Instruction –
From the listing below, select every line where the word "произошло" appears.

Input material –
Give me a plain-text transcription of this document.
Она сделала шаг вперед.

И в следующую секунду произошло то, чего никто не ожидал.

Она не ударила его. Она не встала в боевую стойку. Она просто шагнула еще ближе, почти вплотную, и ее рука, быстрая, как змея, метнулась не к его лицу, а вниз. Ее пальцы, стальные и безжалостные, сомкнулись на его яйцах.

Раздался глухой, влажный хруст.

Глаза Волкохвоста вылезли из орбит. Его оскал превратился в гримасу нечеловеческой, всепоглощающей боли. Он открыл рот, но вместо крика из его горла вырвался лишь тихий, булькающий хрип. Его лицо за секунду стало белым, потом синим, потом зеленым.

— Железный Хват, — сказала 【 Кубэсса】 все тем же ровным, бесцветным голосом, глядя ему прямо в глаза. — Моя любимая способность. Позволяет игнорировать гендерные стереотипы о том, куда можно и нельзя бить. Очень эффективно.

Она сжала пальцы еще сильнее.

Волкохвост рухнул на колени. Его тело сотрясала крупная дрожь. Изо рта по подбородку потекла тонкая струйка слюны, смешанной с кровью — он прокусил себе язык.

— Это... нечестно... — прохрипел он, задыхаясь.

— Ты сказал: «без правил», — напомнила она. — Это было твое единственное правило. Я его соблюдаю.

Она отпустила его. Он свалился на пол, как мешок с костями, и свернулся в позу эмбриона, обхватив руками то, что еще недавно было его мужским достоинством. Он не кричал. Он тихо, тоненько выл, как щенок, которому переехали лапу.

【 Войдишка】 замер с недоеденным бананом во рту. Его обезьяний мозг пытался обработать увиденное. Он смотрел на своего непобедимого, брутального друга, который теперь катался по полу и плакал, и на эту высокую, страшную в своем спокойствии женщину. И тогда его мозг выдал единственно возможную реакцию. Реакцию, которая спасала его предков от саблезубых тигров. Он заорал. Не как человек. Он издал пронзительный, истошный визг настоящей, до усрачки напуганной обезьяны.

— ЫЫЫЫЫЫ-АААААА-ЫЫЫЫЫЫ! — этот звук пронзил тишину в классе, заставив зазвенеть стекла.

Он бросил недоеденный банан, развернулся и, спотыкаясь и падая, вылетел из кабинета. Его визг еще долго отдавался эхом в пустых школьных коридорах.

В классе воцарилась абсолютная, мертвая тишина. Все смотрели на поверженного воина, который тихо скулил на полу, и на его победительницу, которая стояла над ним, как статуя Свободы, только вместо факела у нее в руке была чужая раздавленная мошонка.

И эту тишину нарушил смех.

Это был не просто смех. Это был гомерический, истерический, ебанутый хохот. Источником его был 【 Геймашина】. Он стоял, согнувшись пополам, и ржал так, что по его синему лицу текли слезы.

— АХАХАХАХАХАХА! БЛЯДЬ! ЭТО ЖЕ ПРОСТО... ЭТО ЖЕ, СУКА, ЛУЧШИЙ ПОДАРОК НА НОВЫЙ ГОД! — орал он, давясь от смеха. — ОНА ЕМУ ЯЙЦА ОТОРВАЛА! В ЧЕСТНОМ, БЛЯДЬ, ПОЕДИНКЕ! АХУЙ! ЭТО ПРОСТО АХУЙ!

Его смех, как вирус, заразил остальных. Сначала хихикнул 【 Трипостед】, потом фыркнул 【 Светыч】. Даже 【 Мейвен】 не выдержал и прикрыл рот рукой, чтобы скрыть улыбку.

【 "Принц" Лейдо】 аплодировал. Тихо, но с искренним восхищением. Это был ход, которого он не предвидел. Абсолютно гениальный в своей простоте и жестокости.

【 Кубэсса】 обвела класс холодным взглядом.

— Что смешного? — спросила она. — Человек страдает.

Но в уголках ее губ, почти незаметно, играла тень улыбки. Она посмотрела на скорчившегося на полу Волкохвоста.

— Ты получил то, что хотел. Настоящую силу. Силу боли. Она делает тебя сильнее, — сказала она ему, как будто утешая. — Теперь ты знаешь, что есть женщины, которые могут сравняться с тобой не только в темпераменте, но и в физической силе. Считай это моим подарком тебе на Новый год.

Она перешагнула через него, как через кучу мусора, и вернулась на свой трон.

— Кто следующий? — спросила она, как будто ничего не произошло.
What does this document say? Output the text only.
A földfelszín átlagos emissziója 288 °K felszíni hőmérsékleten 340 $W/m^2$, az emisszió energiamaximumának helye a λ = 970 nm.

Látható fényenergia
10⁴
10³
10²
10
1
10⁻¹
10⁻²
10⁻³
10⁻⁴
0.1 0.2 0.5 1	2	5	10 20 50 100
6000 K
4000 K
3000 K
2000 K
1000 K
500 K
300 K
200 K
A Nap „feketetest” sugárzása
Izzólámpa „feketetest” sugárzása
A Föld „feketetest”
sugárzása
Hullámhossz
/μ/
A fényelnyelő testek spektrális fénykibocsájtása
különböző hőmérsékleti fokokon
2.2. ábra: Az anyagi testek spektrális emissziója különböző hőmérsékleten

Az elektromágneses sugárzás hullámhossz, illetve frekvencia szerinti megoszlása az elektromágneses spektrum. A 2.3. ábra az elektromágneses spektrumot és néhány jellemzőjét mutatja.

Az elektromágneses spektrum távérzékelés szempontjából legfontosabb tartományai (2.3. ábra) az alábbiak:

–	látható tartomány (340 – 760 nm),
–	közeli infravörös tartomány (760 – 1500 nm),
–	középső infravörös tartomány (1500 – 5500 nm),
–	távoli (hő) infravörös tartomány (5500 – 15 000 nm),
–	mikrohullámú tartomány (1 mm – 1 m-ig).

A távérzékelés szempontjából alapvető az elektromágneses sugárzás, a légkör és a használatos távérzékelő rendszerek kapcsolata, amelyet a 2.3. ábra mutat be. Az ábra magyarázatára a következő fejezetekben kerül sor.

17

Solution to the exercise –
И в следующую секунду произошло то, чего никто не ожидал.
— Кто следующий? — спросила она, как будто ничего не произошло.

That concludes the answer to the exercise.